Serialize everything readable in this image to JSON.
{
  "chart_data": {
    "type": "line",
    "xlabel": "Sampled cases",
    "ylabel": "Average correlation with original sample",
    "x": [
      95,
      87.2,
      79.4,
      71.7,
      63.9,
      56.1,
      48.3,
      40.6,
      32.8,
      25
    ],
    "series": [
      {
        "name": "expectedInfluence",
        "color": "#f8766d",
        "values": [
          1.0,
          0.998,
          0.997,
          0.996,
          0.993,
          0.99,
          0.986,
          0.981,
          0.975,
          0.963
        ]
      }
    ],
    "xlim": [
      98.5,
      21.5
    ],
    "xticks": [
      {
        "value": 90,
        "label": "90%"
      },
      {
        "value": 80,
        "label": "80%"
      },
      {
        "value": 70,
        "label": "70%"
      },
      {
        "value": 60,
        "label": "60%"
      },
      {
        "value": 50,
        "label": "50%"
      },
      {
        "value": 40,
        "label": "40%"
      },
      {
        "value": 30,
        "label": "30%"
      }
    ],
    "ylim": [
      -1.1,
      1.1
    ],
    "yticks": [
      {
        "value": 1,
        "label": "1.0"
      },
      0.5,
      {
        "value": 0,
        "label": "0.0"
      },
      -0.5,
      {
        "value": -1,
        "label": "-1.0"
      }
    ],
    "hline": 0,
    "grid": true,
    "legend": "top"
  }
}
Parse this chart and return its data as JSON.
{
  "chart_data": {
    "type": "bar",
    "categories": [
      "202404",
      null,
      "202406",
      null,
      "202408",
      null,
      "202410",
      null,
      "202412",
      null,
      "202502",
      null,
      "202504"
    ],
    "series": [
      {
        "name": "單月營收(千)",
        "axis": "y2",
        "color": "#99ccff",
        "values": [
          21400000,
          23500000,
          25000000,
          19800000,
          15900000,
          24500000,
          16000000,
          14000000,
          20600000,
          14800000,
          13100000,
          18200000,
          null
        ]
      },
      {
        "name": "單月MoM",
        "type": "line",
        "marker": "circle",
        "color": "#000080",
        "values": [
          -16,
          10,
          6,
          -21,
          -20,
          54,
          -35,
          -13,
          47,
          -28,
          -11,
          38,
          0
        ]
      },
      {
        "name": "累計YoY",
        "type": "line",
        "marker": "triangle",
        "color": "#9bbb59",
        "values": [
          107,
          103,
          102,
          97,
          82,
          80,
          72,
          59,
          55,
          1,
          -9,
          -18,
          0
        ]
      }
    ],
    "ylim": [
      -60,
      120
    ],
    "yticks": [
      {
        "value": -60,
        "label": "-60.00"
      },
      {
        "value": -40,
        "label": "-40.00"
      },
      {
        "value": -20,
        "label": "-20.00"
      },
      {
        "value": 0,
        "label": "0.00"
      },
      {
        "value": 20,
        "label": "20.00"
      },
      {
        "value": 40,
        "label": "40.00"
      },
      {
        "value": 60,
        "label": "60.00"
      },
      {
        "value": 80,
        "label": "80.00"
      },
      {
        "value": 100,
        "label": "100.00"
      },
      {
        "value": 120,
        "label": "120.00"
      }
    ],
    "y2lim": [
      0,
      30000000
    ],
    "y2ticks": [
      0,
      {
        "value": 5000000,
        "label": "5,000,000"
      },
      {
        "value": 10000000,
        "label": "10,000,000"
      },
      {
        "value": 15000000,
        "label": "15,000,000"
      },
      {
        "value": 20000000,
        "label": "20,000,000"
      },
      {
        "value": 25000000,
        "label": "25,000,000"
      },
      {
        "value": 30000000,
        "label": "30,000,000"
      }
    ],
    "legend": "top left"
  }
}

___

Copy out all the entries shown above, character for character.

Result of this task
Serialize everything readable in this image to JSON.
{
  "chart_data": {
    "type": "line",
    "xlabel": "Sampled cases",
    "ylabel": "Average correlation with original sample",
    "x": [
      95,
      87.2,
      79.4,
      71.7,
      63.9,
      56.1,
      48.3,
      40.6,
      32.8,
      25
    ],
    "series": [
      {
        "name": "expectedInfluence",
        "color": "#f8766d",
        "values": [
          1.0,
          0.998,
          0.997,
          0.996,
          0.993,
          0.99,
          0.986,
          0.981,
          0.975,
          0.963
        ]
      }
    ],
    "xlim": [
      98.5,
      21.5
    ],
    "xticks": [
      {
        "value": 90,
        "label": "90%"
      },
      {
        "value": 80,
        "label": "80%"
      },
      {
        "value": 70,
        "label": "70%"
      },
      {
        "value": 60,
        "label": "60%"
      },
      {
        "value": 50,
        "label": "50%"
      },
      {
        "value": 40,
        "label": "40%"
      },
      {
        "value": 30,
        "label": "30%"
      }
    ],
    "ylim": [
      -1.1,
      1.1
    ],
    "yticks": [
      {
        "value": 1,
        "label": "1.0"
      },
      0.5,
      {
        "value": 0,
        "label": "0.0"
      },
      -0.5,
      {
        "value": -1,
        "label": "-1.0"
      }
    ],
    "hline": 0,
    "grid": true,
    "legend": "top"
  }
}
Parse this chart and return its data as JSON.
{
  "chart_data": {
    "type": "bar",
    "categories": [
      "202404",
      null,
      "202406",
      null,
      "202408",
      null,
      "202410",
      null,
      "202412",
      null,
      "202502",
      null,
      "202504"
    ],
    "series": [
      {
        "name": "單月營收(千)",
        "axis": "y2",
        "color": "#99ccff",
        "values": [
          21400000,
          23500000,
          25000000,
          19800000,
          15900000,
          24500000,
          16000000,
          14000000,
          20600000,
          14800000,
          13100000,
          18200000,
          null
        ]
      },
      {
        "name": "單月MoM",
        "type": "line",
        "marker": "circle",
        "color": "#000080",
        "values": [
          -16,
          10,
          6,
          -21,
          -20,
          54,
          -35,
          -13,
          47,
          -28,
          -11,
          38,
          0
        ]
      },
      {
        "name": "累計YoY",
        "type": "line",
        "marker": "triangle",
        "color": "#9bbb59",
        "values": [
          107,
          103,
          102,
          97,
          82,
          80,
          72,
          59,
          55,
          1,
          -9,
          -18,
          0
        ]
      }
    ],
    "ylim": [
      -60,
      120
    ],
    "yticks": [
      {
        "value": -60,
        "label": "-60.00"
      },
      {
        "value": -40,
        "label": "-40.00"
      },
      {
        "value": -20,
        "label": "-20.00"
      },
      {
        "value": 0,
        "label": "0.00"
      },
      {
        "value": 20,
        "label": "20.00"
      },
      {
        "value": 40,
        "label": "40.00"
      },
      {
        "value": 60,
        "label": "60.00"
      },
      {
        "value": 80,
        "label": "80.00"
      },
      {
        "value": 100,
        "label": "100.00"
      },
      {
        "value": 120,
        "label": "120.00"
      }
    ],
    "y2lim": [
      0,
      30000000
    ],
    "y2ticks": [
      0,
      {
        "value": 5000000,
        "label": "5,000,000"
      },
      {
        "value": 10000000,
        "label": "10,000,000"
      },
      {
        "value": 15000000,
        "label": "15,000,000"
      },
      {
        "value": 20000000,
        "label": "20,000,000"
      },
      {
        "value": 25000000,
        "label": "25,000,000"
      },
      {
        "value": 30000000,
        "label": "30,000,000"
      }
    ],
    "legend": "top left"
  }
}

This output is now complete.